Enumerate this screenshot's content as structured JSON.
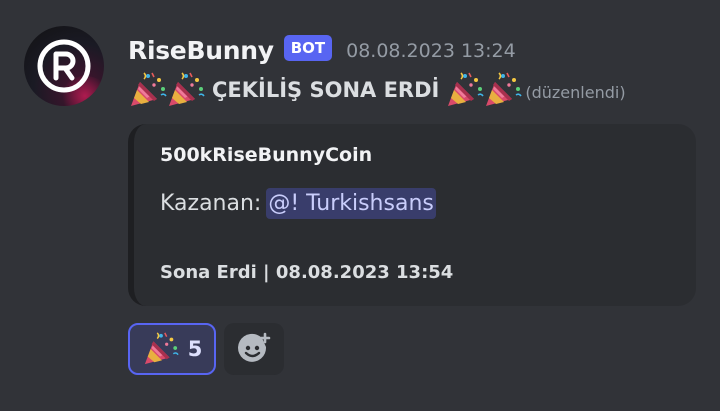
{
  "message": {
    "username": "RiseBunny",
    "bot_tag": "BOT",
    "timestamp": "08.08.2023 13:24",
    "content": "ÇEKİLİŞ SONA ERDİ",
    "edited_label": "(düzenlendi)"
  },
  "embed": {
    "title": "500kRiseBunnyCoin",
    "winner_label": "Kazanan:",
    "winner_mention": "@! Turkishsans",
    "footer": "Sona Erdi | 08.08.2023 13:54"
  },
  "reactions": [
    {
      "emoji": "party-popper",
      "count": "5"
    }
  ],
  "icons": {
    "avatar": "registered-r-logo",
    "content_emoji": "party-popper",
    "add_reaction": "add-reaction-smiley-icon"
  },
  "colors": {
    "background": "#313338",
    "embed_background": "#2b2d31",
    "bot_tag": "#5865f2",
    "mention_background": "#4a4e8f",
    "reaction_border": "#5865f2"
  }
}
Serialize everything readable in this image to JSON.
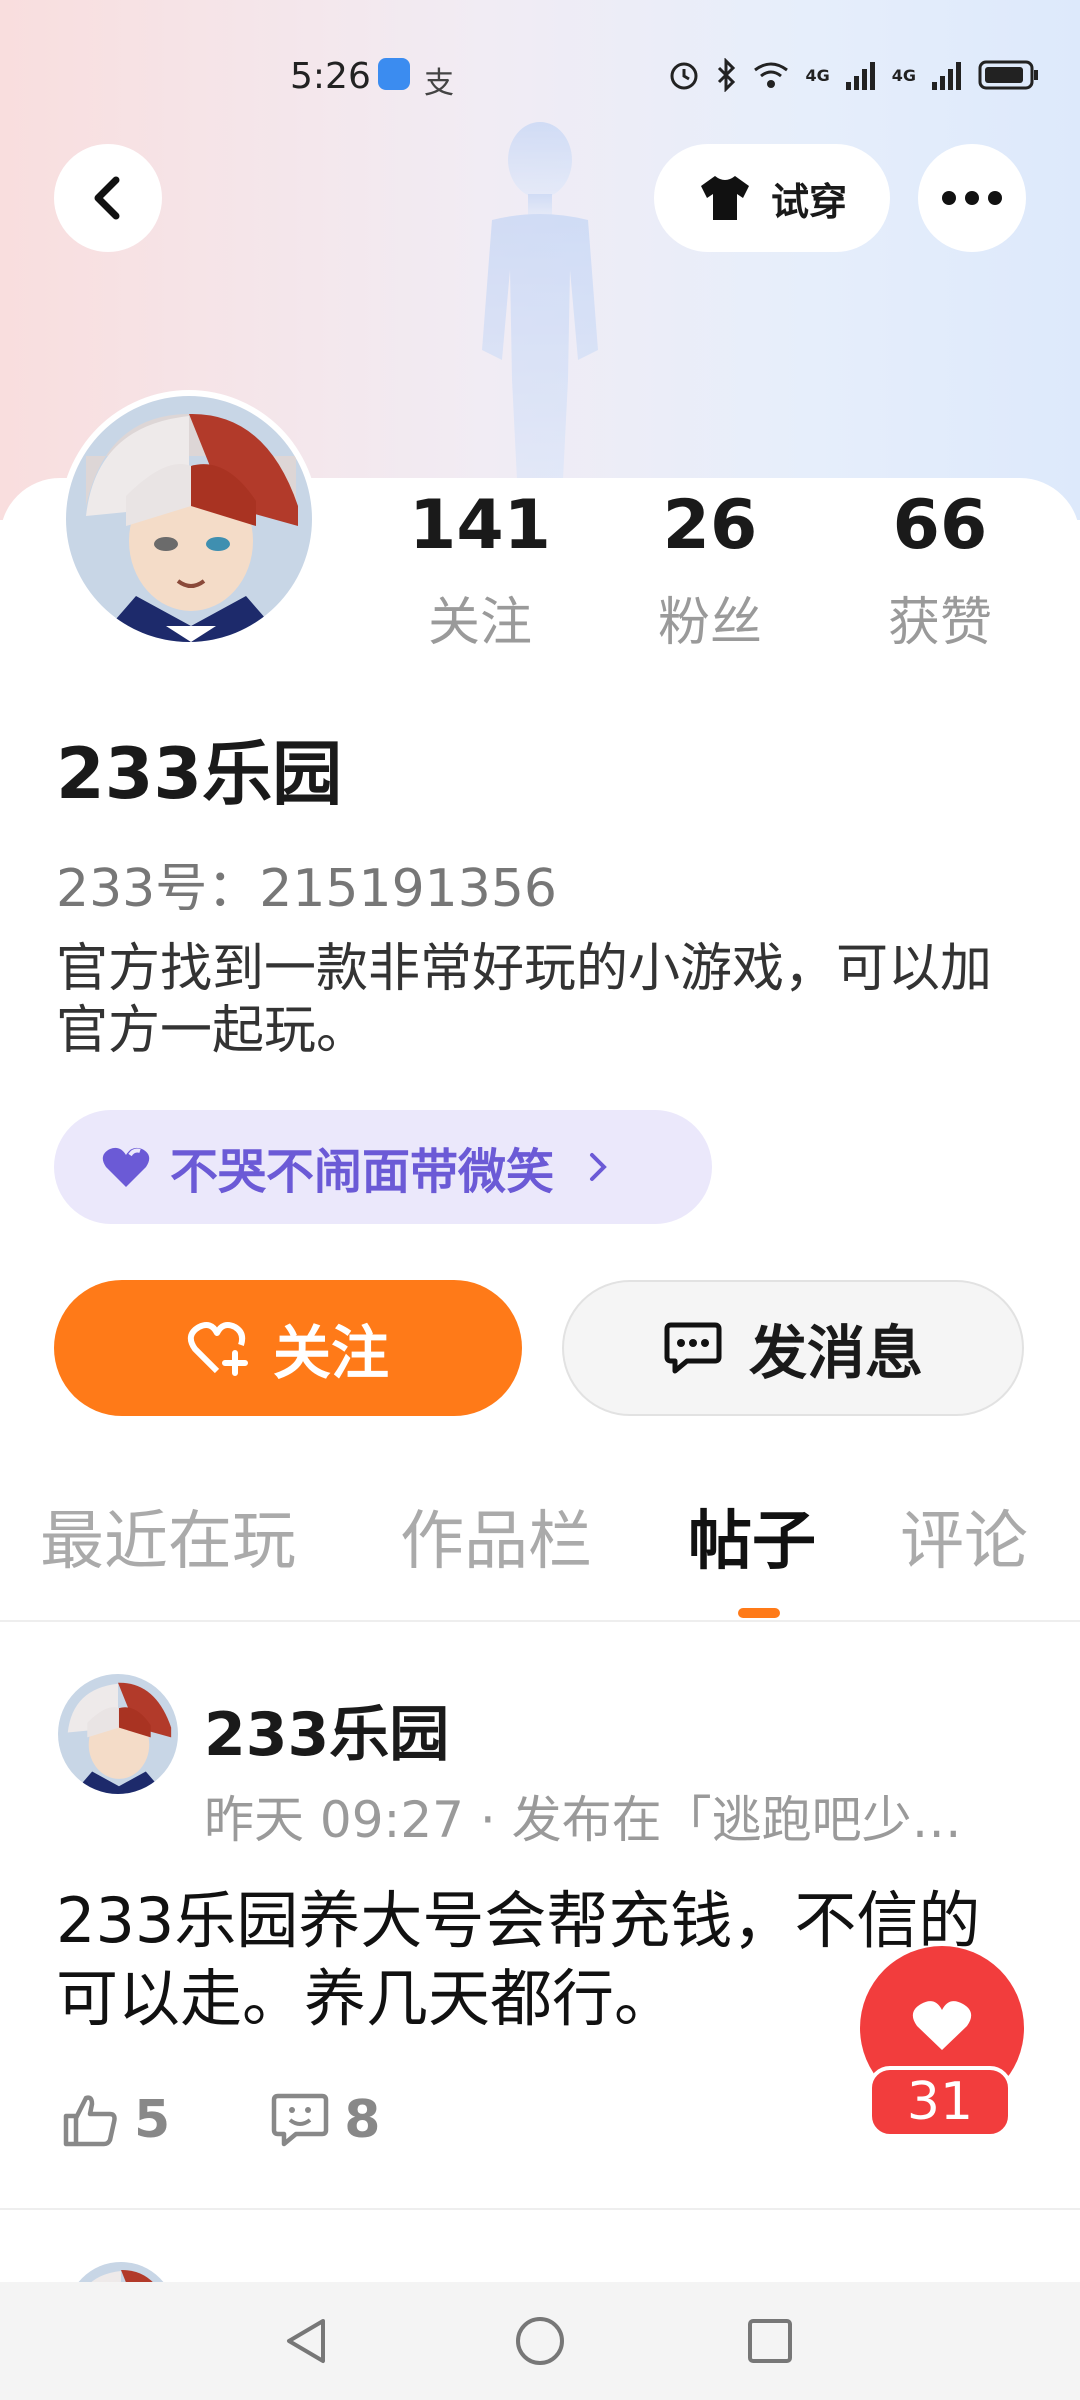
{
  "status_bar": {
    "time": "5:26",
    "network_label_1": "4G",
    "network_label_2": "4G"
  },
  "header": {
    "back_icon": "chevron-left-icon",
    "tryon_label": "试穿",
    "more_icon": "more-dots-icon"
  },
  "profile": {
    "stats": [
      {
        "value": "141",
        "label": "关注"
      },
      {
        "value": "26",
        "label": "粉丝"
      },
      {
        "value": "66",
        "label": "获赞"
      }
    ],
    "name": "233乐园",
    "uid": "233号：215191356",
    "bio": "官方找到一款非常好玩的小游戏，可以加官方一起玩。",
    "tag": "不哭不闹面带微笑"
  },
  "actions": {
    "follow_label": "关注",
    "message_label": "发消息"
  },
  "tabs": [
    "最近在玩",
    "作品栏",
    "帖子",
    "评论"
  ],
  "active_tab_index": 2,
  "post": {
    "author": "233乐园",
    "meta": "昨天 09:27 · 发布在「逃跑吧少…",
    "text": "233乐园养大号会帮充钱，不信的可以走。养几天都行。",
    "likes": "5",
    "comments": "8"
  },
  "floating_like": {
    "count": "31"
  },
  "colors": {
    "accent": "#ff7a18",
    "tag_bg": "#ebe8fb",
    "tag_text": "#6b5ad6",
    "like_red": "#f23d3d"
  }
}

*-*-*

■ Required task ■
Copy the listing over exactly, skipping the pictures it holds.

■ Full response ■
Enumerate this screenshot's content as structured JSON.
{
  "message": {
    "username": "RiseBunny",
    "bot_tag": "BOT",
    "timestamp": "08.08.2023 13:24",
    "content": "ÇEKİLİŞ SONA ERDİ",
    "edited_label": "(düzenlendi)"
  },
  "embed": {
    "title": "500kRiseBunnyCoin",
    "winner_label": "Kazanan:",
    "winner_mention": "@! Turkishsans",
    "footer": "Sona Erdi | 08.08.2023 13:54"
  },
  "reactions": [
    {
      "emoji": "party-popper",
      "count": "5"
    }
  ],
  "icons": {
    "avatar": "registered-r-logo",
    "content_emoji": "party-popper",
    "add_reaction": "add-reaction-smiley-icon"
  },
  "colors": {
    "background": "#313338",
    "embed_background": "#2b2d31",
    "bot_tag": "#5865f2",
    "mention_background": "#4a4e8f",
    "reaction_border": "#5865f2"
  }
}
Serialize everything readable in this image to JSON.
{
  "status_bar": {
    "time": "5:26",
    "network_label_1": "4G",
    "network_label_2": "4G"
  },
  "header": {
    "back_icon": "chevron-left-icon",
    "tryon_label": "试穿",
    "more_icon": "more-dots-icon"
  },
  "profile": {
    "stats": [
      {
        "value": "141",
        "label": "关注"
      },
      {
        "value": "26",
        "label": "粉丝"
      },
      {
        "value": "66",
        "label": "获赞"
      }
    ],
    "name": "233乐园",
    "uid": "233号：215191356",
    "bio": "官方找到一款非常好玩的小游戏，可以加官方一起玩。",
    "tag": "不哭不闹面带微笑"
  },
  "actions": {
    "follow_label": "关注",
    "message_label": "发消息"
  },
  "tabs": [
    "最近在玩",
    "作品栏",
    "帖子",
    "评论"
  ],
  "active_tab_index": 2,
  "post": {
    "author": "233乐园",
    "meta": "昨天 09:27 · 发布在「逃跑吧少…",
    "text": "233乐园养大号会帮充钱，不信的可以走。养几天都行。",
    "likes": "5",
    "comments": "8"
  },
  "floating_like": {
    "count": "31"
  },
  "colors": {
    "accent": "#ff7a18",
    "tag_bg": "#ebe8fb",
    "tag_text": "#6b5ad6",
    "like_red": "#f23d3d"
  }
}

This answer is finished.